**Selected text**.

┄┄┄┄┄┄┄┄┄┄┄┄┄┄┄┄┄┄┄┄

But I unmasked gcc 4.6.2 a few months ago here and did a full rebuild.  
Everything I'm running (I've unmasked grub2 here) builds and appears to 
run fine with gcc 4.6.2.

Similarly, I unmasked and ran the kde 4.8 prereleases, betas 1 and 2, and 
rcs 1 and 2. (FWIW, kde 4.8.0 was released at the end of January, with 
4.8.1 a month later.  4.8.2 should be out this week.  So the pre-releases 
were late last fall and early winter.)  They were never in-tree at all as 
they're pre-releases and weren't stable candidates, but I'm running the 
kde overlay, which had them available.

***>>> (to end)
10) Because I'm always running at least ~arch, which by definition is 
gentoo testing level ebuilds for upstream stable, and am often 
deliberately unmasking the even less mature hard-masked versions, not 
even ~arch, while gentoo's ebuilds DO specify dependency information, at 
the immaturity level I run them, that dependency information isn't always 
100% current.

Thus, a more complete answer to your dependency question is yes, gentoo's 
package management deals with it in general, but at the immature package 
testing level I routinely run, those dependencies aren't 100% guaranteed 
to be current and upto date.  So I do very occasionally see too-low-a-
version errors when I try to build something.

However, because I DO religiously run deep upgrades (I don't ever NOT do 
deep upgrades and my own helper scripts all assume deep), in practice, I 
very seldom see such errors, because generally I've long since done that 
upgrade anyway.  Instead, I much more often see errors because I'm trying 
to run versions too new as I've unmasked something that's hard-masked 
precisely for that reason, an incompatible API change or the like, and 
either the deps are specified in the ebuild and I have to try to figure 
out how to get everything playing on either the old or new version, or 
they're not yet high-side version limited or patches applied to build 
with the new versions (I unmasked the still-masked version, not yet 
expected by the currently specified dependencies, after all), and I have 
to go looking for patches or unmasking sometimes live-vcs versions of the 
depending packages, in ordered to get everything working with the new 
versions.

┄┄┄┄┄┄┄┄┄┄┄┄┄┄┄┄┄┄┄┄

**Stored rows**.
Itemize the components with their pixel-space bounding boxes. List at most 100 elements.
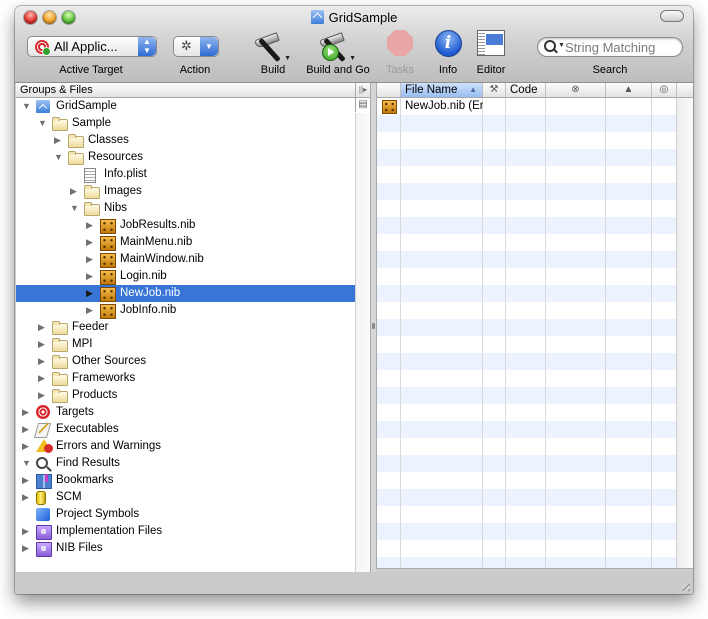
- disclosure-closed-icon[interactable]: ▶: [38, 387, 48, 404]
- tree-item[interactable]: Project Symbols: [16, 506, 355, 523]
- file-name-cell: NewJob.nib (En: [405, 100, 483, 112]
- active-target-popup[interactable]: All Applic... ▲ ▼: [27, 36, 157, 57]
- disclosure-closed-icon[interactable]: ▶: [86, 251, 96, 268]
- search-field[interactable]: ▼ String Matching: [537, 37, 683, 57]
- disclosure-closed-icon[interactable]: ▶: [54, 132, 64, 149]
- tree-item[interactable]: ▶ Login.nib: [16, 268, 355, 285]
- window-title-text: GridSample: [328, 10, 398, 25]
- tree-item[interactable]: ▼ Find Results: [16, 455, 355, 472]
- icon-column-header[interactable]: [377, 83, 401, 97]
- tree-item-label: Login.nib: [120, 270, 167, 282]
- build-and-go-button[interactable]: ▼: [318, 30, 356, 63]
- info-button[interactable]: i: [434, 30, 462, 57]
- tree-item[interactable]: ▶ MainWindow.nib: [16, 251, 355, 268]
- code-column-header[interactable]: Code: [506, 83, 546, 97]
- build-column-header[interactable]: ⚒: [483, 83, 506, 97]
- disclosure-closed-icon[interactable]: ▶: [22, 438, 32, 455]
- tree-item[interactable]: ▶ Implementation Files: [16, 523, 355, 540]
- tree-item-label: NIB Files: [56, 542, 103, 554]
- disclosure-closed-icon[interactable]: ▶: [22, 523, 32, 540]
- disclosure-closed-icon[interactable]: ▶: [70, 183, 80, 200]
- tree-item[interactable]: ▶ Frameworks: [16, 370, 355, 387]
- disclosure-closed-icon[interactable]: ▶: [86, 285, 96, 302]
- action-popup[interactable]: ✲ ▼: [173, 36, 219, 57]
- active-target-value: All Applic...: [54, 39, 118, 54]
- magnifier-icon: [36, 457, 48, 469]
- tree-item[interactable]: ▶ Feeder: [16, 319, 355, 336]
- target-circle-icon: ◎: [659, 84, 669, 95]
- tree-item[interactable]: ▼ Sample: [16, 115, 355, 132]
- errors-column-header[interactable]: ⊗: [546, 83, 606, 97]
- disclosure-closed-icon[interactable]: ▶: [22, 421, 32, 438]
- status-bar: [15, 572, 693, 594]
- tree-item[interactable]: ▶ Bookmarks: [16, 472, 355, 489]
- active-target-label: Active Target: [59, 64, 123, 76]
- tree-item-label: Resources: [88, 151, 143, 163]
- tree-item[interactable]: ▶ JobInfo.nib: [16, 302, 355, 319]
- collapse-pane-icon[interactable]: ||▸: [355, 83, 370, 98]
- target-icon: [36, 405, 50, 419]
- tree-item[interactable]: ▶ MainMenu.nib: [16, 234, 355, 251]
- disclosure-closed-icon[interactable]: ▶: [38, 353, 48, 370]
- tree-item[interactable]: ▶ Targets: [16, 404, 355, 421]
- disclosure-closed-icon[interactable]: ▶: [86, 302, 96, 319]
- tree-item-label: Implementation Files: [56, 525, 163, 537]
- tree-item-label: Bookmarks: [56, 474, 114, 486]
- target-column-header[interactable]: ◎: [652, 83, 677, 97]
- disclosure-closed-icon[interactable]: ▶: [86, 217, 96, 234]
- tree-item[interactable]: ▼ Resources: [16, 149, 355, 166]
- tree-item[interactable]: ▼ GridSample: [16, 98, 355, 115]
- tree-item[interactable]: ▶ NewJob.nib: [16, 285, 355, 302]
- tree-item[interactable]: ▼ Nibs: [16, 200, 355, 217]
- disclosure-open-icon[interactable]: ▼: [38, 115, 48, 132]
- tree-item[interactable]: ▶ SCM: [16, 489, 355, 506]
- disclosure-closed-icon[interactable]: ▶: [22, 489, 32, 506]
- tree-item[interactable]: ▶ NIB Files: [16, 540, 355, 557]
- disclosure-closed-icon[interactable]: ▶: [22, 404, 32, 421]
- disclosure-closed-icon[interactable]: ▶: [86, 234, 96, 251]
- tree-item[interactable]: ▶ MPI: [16, 336, 355, 353]
- tree-item-label: MainWindow.nib: [120, 253, 204, 265]
- disclosure-open-icon[interactable]: ▼: [54, 149, 64, 166]
- disclosure-closed-icon[interactable]: ▶: [22, 540, 32, 557]
- disclosure-closed-icon[interactable]: ▶: [38, 336, 48, 353]
- tree-item[interactable]: ▶ Other Sources: [16, 353, 355, 370]
- table-row[interactable]: NewJob.nib (En: [377, 98, 677, 115]
- folder-icon: [52, 389, 68, 403]
- tree-item[interactable]: ▶ JobResults.nib: [16, 217, 355, 234]
- detail-scrollbar[interactable]: [676, 98, 693, 568]
- disclosure-closed-icon[interactable]: ▶: [86, 268, 96, 285]
- column-divider: [605, 98, 606, 568]
- error-badge-icon: [44, 444, 53, 453]
- detail-table: NewJob.nib (En: [377, 98, 677, 568]
- warning-triangle-icon: ▲: [623, 84, 634, 95]
- column-menu-icon[interactable]: ▤: [355, 98, 370, 112]
- disclosure-closed-icon[interactable]: ▶: [22, 472, 32, 489]
- editor-button[interactable]: [476, 30, 506, 56]
- build-button[interactable]: ▼: [253, 30, 291, 63]
- tree-item[interactable]: ▶ Executables: [16, 421, 355, 438]
- tree-item[interactable]: ▶ Errors and Warnings: [16, 438, 355, 455]
- tree-item[interactable]: ▶ Classes: [16, 132, 355, 149]
- file-name-column-header[interactable]: File Name ▲: [401, 83, 483, 97]
- column-label: File Name: [405, 84, 458, 96]
- tree-item-label: JobInfo.nib: [120, 304, 177, 316]
- tasks-button[interactable]: [385, 30, 415, 56]
- warnings-column-header[interactable]: ▲: [606, 83, 652, 97]
- tree-item-label: Info.plist: [104, 168, 147, 180]
- tree-item[interactable]: ▶ Products: [16, 387, 355, 404]
- groups-header[interactable]: Groups & Files: [16, 83, 359, 98]
- disclosure-open-icon[interactable]: ▼: [22, 98, 32, 115]
- tree-item[interactable]: ▶ Images: [16, 183, 355, 200]
- disclosure-open-icon[interactable]: ▼: [22, 455, 32, 472]
- editor-icon: [477, 30, 505, 56]
- tree-item[interactable]: Info.plist: [16, 166, 355, 183]
- disclosure-closed-icon[interactable]: ▶: [38, 319, 48, 336]
- info-label: Info: [438, 64, 458, 76]
- groups-scrollbar[interactable]: [355, 113, 370, 572]
- tree-item-label: Project Symbols: [56, 508, 140, 520]
- disclosure-open-icon[interactable]: ▼: [70, 200, 80, 217]
- toolbar-toggle-button[interactable]: [660, 10, 684, 22]
- resize-grip-icon[interactable]: [679, 580, 690, 591]
- disclosure-closed-icon[interactable]: ▶: [38, 370, 48, 387]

┄┄┄┄┄┄┄┄┄┄┄┄┄┄┄┄┄┄┄┄

**Required actions**.
- 1) In the Gentoo passage, when was kde 4.8.0 released?
- 2) Rewrite the paragraph of the Gentoo passage that begins "Thus, a more complete answer" as a shorter paragraph that keeps its main facts.
- 3) Go on with the Gentoo passage from the point where it stops.

**Expected outputs**.
- 1) At the end of January.

- 2) In general, gentoo's package management handles dependencies. At the immature testing level routinely run here, however, those dependencies are not guaranteed to be fully current, so too-low-a-version errors occasionally appear during builds.

- 3)
But that's not dependency hell, since (1) it's almost always due to a 
deliberate unmask on my part, and (2) it's almost always only a single 
level of dependency changes I need to figure out.  Beyond that, generally 
I'm already updated, and/or the existing dependency specs are correct, so 
I don't get into the sort of recursive "but I can't build this because it 
depends on that, and I can't build that because it depends on something 
else, N levels deep" sort of situation that is normally referred to as 
"dependency hell".

11) Another contrast between gentoo and most distributions that helps 
with this sort of thing, is that since gentoo assumes build-from-source 
at the user end, it really doesn't make sense at all to try to split 
packages into run-time and development sub-packages.  IOW, there's no 
libXXXX-dev packages on gentoo, there's only the libXXXX package, 
including both the binary library and the related headers, *.pc files, 
etc, that are normally only required if you're building a package 
depending on that library.  Since in gentoo, EVERY package is assumed to 
be built from source, (almost, servant-ware binary-only packages are an 
exception) ANY package depending on that library would require the build-
time bits to build and install anyway, and why would someone only install 
the library, if they weren't going to be using it as a dependency for 
some other package.  On a source-based distro, it really doesn't make 
sense to split up packages into runtime and -dev sub-packages, so gentoo 
doesn't do so.

That alone seriously diminishes dependency hell issues, since it roughly 
halves the number of package dependencies required. No more having to 
track down libXXX-dev, even when one *IS* doing manual builds outside the 
package system, because if the library is installed, so are the bits of 
it normally found in the -dev package on binary-based distros. =:^)

12) So much for the general gentoo case, now we're back to the specific 
case at hand, pan from live-git-repo sources. =:^)

As mentioned above, only git-pan requires gnutls at all, and that only 
when the --with-gnutls configure option is enabled in ordered to handle 
secure connections.  FWIW, gentoo does have a live-git pan ebuild 
(pan-9999, in gentoo, -9999 versions are used for live-vcs packages)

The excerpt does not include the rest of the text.